▶ **THE REQUEST**
Find all lines in the listing that include the word "JSON", then copy them.

▶ **RECORD SET**
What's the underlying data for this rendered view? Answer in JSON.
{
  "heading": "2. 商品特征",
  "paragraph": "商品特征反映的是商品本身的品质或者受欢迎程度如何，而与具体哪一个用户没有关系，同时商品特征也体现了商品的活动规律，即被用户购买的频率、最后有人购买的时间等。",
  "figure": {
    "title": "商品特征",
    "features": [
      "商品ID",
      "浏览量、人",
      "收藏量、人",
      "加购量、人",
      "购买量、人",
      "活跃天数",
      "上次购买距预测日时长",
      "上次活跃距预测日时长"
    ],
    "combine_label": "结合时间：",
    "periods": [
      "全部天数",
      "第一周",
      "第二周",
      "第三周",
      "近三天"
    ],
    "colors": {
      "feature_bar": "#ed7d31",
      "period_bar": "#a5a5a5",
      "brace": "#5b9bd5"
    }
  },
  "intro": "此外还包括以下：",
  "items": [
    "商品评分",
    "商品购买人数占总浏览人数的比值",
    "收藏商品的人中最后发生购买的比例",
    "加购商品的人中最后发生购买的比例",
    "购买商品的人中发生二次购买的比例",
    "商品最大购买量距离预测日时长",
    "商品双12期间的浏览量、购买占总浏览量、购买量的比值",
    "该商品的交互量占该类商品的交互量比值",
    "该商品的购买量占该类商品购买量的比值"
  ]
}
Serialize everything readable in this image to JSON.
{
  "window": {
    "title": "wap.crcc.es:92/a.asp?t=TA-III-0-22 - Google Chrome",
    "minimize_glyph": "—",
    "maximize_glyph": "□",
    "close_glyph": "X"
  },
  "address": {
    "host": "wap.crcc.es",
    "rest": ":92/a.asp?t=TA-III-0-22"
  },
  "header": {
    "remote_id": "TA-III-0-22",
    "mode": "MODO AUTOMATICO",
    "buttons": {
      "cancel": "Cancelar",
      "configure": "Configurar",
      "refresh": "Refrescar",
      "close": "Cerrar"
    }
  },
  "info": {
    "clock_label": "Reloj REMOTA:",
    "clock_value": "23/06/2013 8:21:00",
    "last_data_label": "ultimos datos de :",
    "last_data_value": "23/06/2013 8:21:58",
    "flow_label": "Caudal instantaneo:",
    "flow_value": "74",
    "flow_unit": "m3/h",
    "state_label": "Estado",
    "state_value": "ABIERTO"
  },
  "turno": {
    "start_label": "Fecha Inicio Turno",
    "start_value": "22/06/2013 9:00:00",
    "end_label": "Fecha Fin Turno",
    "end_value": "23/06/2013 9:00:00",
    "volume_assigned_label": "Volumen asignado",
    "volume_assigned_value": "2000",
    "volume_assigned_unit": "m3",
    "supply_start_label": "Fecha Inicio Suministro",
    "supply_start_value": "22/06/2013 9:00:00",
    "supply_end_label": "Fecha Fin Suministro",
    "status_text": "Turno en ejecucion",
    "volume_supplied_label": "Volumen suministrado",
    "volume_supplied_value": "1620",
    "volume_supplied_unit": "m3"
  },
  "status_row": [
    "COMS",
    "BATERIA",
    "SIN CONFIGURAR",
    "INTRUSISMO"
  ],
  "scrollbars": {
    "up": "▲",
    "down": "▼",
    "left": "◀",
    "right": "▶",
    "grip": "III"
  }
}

▶ **COMPLETE OUTPUT**
What's the underlying data for this rendered view? Answer in JSON.
Serialize everything readable in this image to JSON.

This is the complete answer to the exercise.